■ **WORK TO DO**
Where a line below holds the string "UKOil", copy that line.

■ **DATA PROVIDED**
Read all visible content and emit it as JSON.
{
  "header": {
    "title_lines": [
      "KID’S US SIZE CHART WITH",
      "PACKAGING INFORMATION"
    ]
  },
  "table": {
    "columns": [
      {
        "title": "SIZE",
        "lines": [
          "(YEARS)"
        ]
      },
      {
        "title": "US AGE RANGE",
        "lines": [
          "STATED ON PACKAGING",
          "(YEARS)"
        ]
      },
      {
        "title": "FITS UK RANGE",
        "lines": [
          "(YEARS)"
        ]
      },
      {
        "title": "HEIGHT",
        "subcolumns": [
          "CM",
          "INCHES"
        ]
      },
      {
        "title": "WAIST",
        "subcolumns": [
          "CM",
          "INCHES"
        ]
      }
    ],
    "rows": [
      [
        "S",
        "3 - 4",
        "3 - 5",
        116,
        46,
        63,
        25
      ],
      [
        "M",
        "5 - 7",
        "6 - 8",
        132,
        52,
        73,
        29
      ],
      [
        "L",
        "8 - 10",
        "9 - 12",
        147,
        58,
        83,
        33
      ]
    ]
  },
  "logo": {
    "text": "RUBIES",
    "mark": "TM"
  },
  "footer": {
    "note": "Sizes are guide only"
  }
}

* * *

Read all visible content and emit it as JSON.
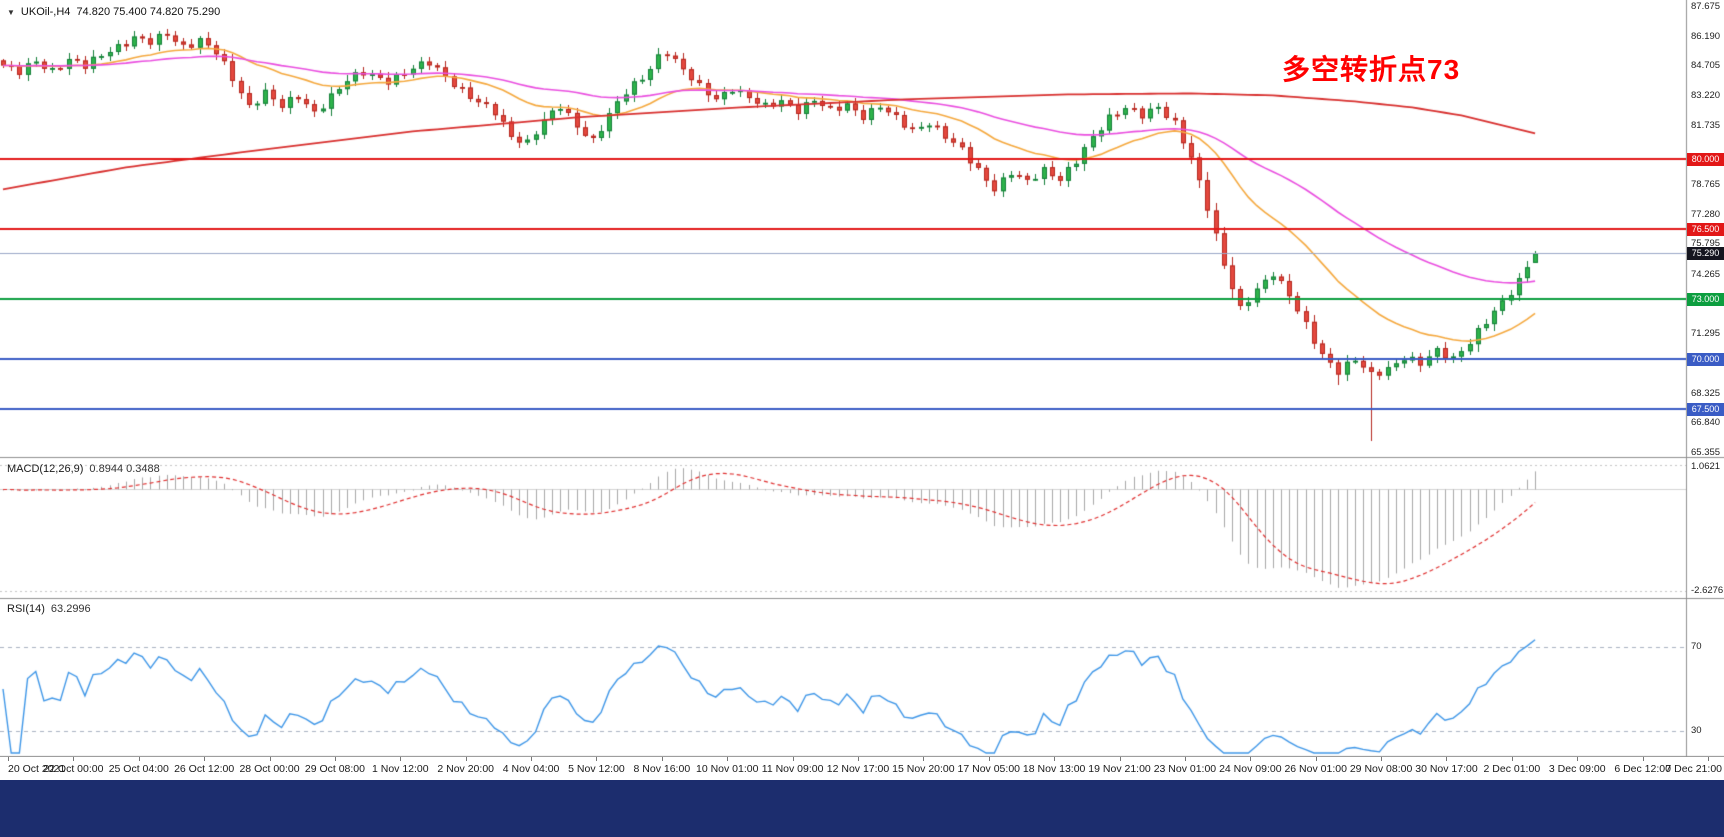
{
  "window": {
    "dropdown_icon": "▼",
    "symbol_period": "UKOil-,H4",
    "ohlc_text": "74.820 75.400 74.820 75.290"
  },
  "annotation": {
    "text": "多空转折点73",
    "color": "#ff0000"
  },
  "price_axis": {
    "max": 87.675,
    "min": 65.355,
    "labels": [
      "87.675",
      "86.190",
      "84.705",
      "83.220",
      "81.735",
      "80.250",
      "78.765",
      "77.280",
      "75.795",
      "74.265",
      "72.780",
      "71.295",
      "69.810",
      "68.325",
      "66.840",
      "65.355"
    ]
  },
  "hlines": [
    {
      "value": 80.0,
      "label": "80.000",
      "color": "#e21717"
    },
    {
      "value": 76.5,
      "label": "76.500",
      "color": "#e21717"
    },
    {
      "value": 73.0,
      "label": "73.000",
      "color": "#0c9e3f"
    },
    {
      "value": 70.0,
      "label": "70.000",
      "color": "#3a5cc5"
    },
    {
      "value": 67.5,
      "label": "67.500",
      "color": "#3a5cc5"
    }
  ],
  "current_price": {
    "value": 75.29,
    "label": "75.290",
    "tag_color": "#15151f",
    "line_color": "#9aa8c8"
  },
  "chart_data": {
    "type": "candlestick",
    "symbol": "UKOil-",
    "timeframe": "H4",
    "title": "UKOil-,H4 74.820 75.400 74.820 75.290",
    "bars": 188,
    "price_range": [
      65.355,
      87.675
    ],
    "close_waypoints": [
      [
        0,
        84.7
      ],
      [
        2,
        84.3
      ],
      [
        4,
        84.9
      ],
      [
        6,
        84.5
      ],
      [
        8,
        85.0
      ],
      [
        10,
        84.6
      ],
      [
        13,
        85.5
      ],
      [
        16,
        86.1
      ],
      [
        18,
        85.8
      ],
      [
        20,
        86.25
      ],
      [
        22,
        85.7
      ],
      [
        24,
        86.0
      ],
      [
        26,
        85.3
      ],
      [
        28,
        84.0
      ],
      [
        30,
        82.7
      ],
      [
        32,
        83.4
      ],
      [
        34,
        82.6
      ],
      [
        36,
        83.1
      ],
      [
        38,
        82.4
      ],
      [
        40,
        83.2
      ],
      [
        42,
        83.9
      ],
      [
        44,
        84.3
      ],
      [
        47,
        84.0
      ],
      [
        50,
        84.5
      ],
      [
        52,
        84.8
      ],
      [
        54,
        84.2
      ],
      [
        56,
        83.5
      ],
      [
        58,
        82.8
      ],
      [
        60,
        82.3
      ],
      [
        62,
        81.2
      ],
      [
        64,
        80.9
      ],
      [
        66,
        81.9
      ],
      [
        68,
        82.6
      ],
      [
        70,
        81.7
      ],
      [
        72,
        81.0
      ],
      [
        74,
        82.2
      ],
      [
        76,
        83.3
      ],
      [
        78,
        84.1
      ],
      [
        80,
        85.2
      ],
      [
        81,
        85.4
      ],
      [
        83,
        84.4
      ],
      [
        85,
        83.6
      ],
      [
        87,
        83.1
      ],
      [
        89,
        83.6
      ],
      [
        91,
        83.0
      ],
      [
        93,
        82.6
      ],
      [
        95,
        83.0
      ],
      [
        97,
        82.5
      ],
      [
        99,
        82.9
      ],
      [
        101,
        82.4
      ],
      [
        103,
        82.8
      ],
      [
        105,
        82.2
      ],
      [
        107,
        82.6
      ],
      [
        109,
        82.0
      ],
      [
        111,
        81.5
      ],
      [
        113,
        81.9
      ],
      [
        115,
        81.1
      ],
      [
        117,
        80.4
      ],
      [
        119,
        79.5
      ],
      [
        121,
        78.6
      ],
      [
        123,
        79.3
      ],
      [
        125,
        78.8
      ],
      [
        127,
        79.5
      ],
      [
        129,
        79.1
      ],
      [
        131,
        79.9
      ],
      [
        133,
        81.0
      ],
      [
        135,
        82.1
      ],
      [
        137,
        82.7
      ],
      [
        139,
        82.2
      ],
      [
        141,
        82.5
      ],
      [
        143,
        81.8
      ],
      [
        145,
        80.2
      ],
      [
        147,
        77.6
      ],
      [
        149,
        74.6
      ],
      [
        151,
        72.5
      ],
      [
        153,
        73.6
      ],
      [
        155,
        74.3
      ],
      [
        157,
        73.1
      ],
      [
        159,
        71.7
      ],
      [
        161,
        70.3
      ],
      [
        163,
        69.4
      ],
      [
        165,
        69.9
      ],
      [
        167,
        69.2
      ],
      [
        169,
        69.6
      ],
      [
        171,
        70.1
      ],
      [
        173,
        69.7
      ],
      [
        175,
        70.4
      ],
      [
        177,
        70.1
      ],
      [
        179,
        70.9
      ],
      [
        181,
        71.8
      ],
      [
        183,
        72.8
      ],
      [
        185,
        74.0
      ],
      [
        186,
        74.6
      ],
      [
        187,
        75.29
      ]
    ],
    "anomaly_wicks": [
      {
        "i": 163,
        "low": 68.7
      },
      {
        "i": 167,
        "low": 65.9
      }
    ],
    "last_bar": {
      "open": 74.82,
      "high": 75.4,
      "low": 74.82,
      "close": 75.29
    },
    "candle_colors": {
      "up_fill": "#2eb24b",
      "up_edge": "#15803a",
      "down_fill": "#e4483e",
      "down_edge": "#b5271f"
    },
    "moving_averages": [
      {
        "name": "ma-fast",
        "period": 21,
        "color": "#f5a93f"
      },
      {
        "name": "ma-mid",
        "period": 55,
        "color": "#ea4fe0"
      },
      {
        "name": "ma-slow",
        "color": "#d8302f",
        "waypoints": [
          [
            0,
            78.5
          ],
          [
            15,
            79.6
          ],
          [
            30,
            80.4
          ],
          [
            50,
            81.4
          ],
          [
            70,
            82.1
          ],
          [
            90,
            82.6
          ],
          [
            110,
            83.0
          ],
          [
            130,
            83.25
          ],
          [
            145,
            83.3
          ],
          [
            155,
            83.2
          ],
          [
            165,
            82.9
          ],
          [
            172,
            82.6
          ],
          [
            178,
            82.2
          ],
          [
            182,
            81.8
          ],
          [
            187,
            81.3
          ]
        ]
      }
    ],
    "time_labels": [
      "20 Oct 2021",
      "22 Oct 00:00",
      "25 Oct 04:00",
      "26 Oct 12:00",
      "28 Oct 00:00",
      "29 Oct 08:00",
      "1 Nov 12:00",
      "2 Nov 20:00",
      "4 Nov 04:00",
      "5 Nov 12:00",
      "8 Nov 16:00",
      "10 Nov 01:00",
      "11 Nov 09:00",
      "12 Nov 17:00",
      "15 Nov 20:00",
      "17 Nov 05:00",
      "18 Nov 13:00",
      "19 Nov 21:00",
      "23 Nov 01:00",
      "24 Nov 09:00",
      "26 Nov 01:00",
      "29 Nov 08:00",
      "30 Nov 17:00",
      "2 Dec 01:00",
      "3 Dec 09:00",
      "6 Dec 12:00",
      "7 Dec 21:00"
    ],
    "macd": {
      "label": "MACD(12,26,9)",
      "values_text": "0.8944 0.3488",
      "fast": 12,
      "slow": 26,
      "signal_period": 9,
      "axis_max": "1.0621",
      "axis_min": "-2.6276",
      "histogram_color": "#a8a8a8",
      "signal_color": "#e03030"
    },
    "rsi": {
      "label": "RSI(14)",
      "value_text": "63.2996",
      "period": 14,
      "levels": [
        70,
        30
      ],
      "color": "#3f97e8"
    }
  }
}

■ **EXERCISE OUTPUT**
    "symbol_period": "UKOil-,H4",
    "symbol": "UKOil-",
    "title": "UKOil-,H4 74.820 75.400 74.820 75.290",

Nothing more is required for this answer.